__GOAL OF THE EXERCISE__
Pull every line with the word "उपलब" out of the entries below.

# # # # #

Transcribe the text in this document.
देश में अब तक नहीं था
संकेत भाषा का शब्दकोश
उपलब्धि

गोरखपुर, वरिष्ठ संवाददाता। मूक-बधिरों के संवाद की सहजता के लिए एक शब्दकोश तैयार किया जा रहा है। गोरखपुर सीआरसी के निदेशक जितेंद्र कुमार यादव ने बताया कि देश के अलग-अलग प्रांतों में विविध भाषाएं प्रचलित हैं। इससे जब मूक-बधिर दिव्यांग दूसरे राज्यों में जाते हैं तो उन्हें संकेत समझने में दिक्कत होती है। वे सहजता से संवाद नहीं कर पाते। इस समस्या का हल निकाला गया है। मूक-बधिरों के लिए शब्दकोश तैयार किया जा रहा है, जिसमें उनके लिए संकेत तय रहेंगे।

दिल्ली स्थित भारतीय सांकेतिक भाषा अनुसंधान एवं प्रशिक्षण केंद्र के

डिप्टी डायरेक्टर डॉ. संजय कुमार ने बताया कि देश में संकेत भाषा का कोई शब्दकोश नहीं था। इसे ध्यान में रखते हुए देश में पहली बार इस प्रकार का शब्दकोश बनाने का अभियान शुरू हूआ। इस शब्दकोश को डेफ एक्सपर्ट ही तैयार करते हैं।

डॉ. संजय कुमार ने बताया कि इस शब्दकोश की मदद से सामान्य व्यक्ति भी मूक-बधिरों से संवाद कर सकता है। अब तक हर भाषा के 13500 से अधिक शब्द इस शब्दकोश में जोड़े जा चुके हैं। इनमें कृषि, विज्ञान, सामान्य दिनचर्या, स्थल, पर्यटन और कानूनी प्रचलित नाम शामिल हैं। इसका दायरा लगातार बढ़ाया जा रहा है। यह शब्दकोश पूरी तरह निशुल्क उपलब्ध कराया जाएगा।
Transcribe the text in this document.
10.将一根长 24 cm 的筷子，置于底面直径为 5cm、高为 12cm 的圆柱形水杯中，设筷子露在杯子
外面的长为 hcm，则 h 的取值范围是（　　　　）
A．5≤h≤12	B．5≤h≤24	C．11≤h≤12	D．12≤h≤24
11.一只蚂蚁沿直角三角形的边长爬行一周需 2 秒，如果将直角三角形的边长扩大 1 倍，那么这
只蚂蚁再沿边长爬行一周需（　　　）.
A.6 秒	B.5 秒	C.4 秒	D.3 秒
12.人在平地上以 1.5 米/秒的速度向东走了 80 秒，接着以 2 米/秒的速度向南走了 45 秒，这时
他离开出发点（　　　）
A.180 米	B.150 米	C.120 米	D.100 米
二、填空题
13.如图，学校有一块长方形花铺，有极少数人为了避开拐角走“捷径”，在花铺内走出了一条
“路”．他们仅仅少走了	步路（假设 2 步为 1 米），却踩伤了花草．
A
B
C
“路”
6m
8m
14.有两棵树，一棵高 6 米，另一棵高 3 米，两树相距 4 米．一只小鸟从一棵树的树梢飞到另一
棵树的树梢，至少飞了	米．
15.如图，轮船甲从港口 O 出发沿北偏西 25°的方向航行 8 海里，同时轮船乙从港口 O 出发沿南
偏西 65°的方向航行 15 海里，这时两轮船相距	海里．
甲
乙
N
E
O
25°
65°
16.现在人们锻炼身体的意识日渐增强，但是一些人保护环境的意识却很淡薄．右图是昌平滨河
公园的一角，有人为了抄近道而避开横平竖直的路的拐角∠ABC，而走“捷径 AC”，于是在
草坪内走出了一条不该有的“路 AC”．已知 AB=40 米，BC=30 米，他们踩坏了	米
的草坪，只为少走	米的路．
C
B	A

# # # # #

__SOLUTION FOR THIS EXERCISE__
उपलब्धि
डॉ. संजय कुमार ने बताया कि इस शब्दकोश की मदद से सामान्य व्यक्ति भी मूक-बधिरों से संवाद कर सकता है। अब तक हर भाषा के 13500 से अधिक शब्द इस शब्दकोश में जोड़े जा चुके हैं। इनमें कृषि, विज्ञान, सामान्य दिनचर्या, स्थल, पर्यटन और कानूनी प्रचलित नाम शामिल हैं। इसका दायरा लगातार बढ़ाया जा रहा है। यह शब्दकोश पूरी तरह निशुल्क उपलब्ध कराया जाएगा।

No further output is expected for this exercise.